- STATED TASK: Return the material below line for line, with no changes of any kind.

- DATA ROWS:
___
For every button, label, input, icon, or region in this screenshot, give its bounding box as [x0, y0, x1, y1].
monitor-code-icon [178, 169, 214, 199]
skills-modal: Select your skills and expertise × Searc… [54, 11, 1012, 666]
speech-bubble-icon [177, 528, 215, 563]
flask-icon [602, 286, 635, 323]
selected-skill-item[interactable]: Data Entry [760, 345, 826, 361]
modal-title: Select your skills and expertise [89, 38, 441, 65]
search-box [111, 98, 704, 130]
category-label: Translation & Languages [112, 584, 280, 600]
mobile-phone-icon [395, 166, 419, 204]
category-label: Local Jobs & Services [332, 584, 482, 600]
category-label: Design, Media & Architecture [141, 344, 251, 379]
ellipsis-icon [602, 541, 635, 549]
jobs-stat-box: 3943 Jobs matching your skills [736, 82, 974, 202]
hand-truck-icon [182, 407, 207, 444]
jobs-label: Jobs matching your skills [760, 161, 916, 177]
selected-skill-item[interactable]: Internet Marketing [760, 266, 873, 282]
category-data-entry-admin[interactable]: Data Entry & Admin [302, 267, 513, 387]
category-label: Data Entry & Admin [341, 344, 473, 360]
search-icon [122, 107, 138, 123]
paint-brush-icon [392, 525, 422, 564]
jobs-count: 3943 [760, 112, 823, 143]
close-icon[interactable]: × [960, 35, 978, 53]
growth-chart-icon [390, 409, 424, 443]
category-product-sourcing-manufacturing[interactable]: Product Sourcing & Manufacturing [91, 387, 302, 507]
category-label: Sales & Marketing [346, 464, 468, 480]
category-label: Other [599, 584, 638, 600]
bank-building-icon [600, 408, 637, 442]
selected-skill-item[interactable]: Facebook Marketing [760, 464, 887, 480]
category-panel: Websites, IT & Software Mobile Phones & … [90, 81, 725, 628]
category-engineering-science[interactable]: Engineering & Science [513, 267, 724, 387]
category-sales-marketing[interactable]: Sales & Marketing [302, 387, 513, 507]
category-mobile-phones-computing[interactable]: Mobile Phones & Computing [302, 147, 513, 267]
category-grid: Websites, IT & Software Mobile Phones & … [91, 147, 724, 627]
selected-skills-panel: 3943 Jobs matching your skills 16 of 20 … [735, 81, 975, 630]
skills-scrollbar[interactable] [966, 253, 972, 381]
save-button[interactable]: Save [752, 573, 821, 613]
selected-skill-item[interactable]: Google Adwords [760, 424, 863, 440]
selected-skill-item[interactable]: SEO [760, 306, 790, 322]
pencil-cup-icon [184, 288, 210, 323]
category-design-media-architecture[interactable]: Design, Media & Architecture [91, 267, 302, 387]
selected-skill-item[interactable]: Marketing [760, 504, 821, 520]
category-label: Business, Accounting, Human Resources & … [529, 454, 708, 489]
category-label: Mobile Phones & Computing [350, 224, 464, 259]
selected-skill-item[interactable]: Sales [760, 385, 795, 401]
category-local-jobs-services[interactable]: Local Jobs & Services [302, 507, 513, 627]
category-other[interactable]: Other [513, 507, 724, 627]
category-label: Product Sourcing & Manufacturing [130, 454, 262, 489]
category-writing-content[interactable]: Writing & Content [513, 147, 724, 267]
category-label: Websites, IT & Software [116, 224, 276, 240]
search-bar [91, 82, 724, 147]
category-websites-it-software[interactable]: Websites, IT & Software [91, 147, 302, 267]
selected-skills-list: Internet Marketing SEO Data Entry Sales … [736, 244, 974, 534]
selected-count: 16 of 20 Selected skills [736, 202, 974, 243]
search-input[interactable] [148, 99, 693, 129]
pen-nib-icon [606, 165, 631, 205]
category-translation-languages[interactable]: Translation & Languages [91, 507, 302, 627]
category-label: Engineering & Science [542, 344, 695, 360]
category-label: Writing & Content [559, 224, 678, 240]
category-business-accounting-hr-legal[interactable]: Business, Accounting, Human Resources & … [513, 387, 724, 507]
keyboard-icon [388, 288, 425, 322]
___
- WRITTEN SOLUTION:
For every button, label, input, icon, or region in this screenshot, give its bounding box as [x0, y0, x1, y1].
monitor-code-icon [178, 169, 214, 199]
skills-modal: Select your skills and expertise × Searc… [54, 11, 1012, 666]
speech-bubble-icon [177, 528, 215, 563]
flask-icon [602, 286, 635, 323]
selected-skill-item[interactable]: Data Entry [760, 345, 826, 361]
modal-title: Select your skills and expertise [89, 38, 441, 65]
search-box [111, 98, 704, 130]
category-label: Translation & Languages [112, 584, 280, 600]
mobile-phone-icon [395, 166, 419, 204]
category-label: Local Jobs & Services [332, 584, 482, 600]
category-label: Design, Media & Architecture [141, 344, 251, 379]
ellipsis-icon [602, 541, 635, 549]
jobs-stat-box: 3943 Jobs matching your skills [736, 82, 974, 202]
hand-truck-icon [182, 407, 207, 444]
jobs-label: Jobs matching your skills [760, 161, 916, 177]
selected-skill-item[interactable]: Internet Marketing [760, 266, 873, 282]
category-data-entry-admin[interactable]: Data Entry & Admin [302, 267, 513, 387]
category-label: Data Entry & Admin [341, 344, 473, 360]
search-icon [122, 107, 138, 123]
paint-brush-icon [392, 525, 422, 564]
jobs-count: 3943 [760, 112, 823, 143]
close-icon[interactable]: × [960, 35, 978, 53]
growth-chart-icon [390, 409, 424, 443]
category-product-sourcing-manufacturing[interactable]: Product Sourcing & Manufacturing [91, 387, 302, 507]
category-label: Sales & Marketing [346, 464, 468, 480]
category-label: Other [599, 584, 638, 600]
bank-building-icon [600, 408, 637, 442]
selected-skill-item[interactable]: Facebook Marketing [760, 464, 887, 480]
category-panel: Websites, IT & Software Mobile Phones & … [90, 81, 725, 628]
category-engineering-science[interactable]: Engineering & Science [513, 267, 724, 387]
category-sales-marketing[interactable]: Sales & Marketing [302, 387, 513, 507]
category-mobile-phones-computing[interactable]: Mobile Phones & Computing [302, 147, 513, 267]
category-grid: Websites, IT & Software Mobile Phones & … [91, 147, 724, 627]
selected-skills-panel: 3943 Jobs matching your skills 16 of 20 … [735, 81, 975, 630]
skills-scrollbar[interactable] [966, 253, 972, 381]
save-button[interactable]: Save [752, 573, 821, 613]
selected-skill-item[interactable]: Google Adwords [760, 424, 863, 440]
selected-skill-item[interactable]: SEO [760, 306, 790, 322]
pencil-cup-icon [184, 288, 210, 323]
category-design-media-architecture[interactable]: Design, Media & Architecture [91, 267, 302, 387]
selected-skill-item[interactable]: Marketing [760, 504, 821, 520]
category-label: Business, Accounting, Human Resources & … [529, 454, 708, 489]
category-label: Mobile Phones & Computing [350, 224, 464, 259]
selected-skill-item[interactable]: Sales [760, 385, 795, 401]
category-local-jobs-services[interactable]: Local Jobs & Services [302, 507, 513, 627]
category-other[interactable]: Other [513, 507, 724, 627]
category-label: Product Sourcing & Manufacturing [130, 454, 262, 489]
category-writing-content[interactable]: Writing & Content [513, 147, 724, 267]
category-label: Websites, IT & Software [116, 224, 276, 240]
search-bar [91, 82, 724, 147]
category-websites-it-software[interactable]: Websites, IT & Software [91, 147, 302, 267]
selected-skills-list: Internet Marketing SEO Data Entry Sales … [736, 244, 974, 534]
selected-count: 16 of 20 Selected skills [736, 202, 974, 243]
search-input[interactable] [148, 99, 693, 129]
pen-nib-icon [606, 165, 631, 205]
category-translation-languages[interactable]: Translation & Languages [91, 507, 302, 627]
category-label: Engineering & Science [542, 344, 695, 360]
category-label: Writing & Content [559, 224, 678, 240]
category-business-accounting-hr-legal[interactable]: Business, Accounting, Human Resources & … [513, 387, 724, 507]
keyboard-icon [388, 288, 425, 322]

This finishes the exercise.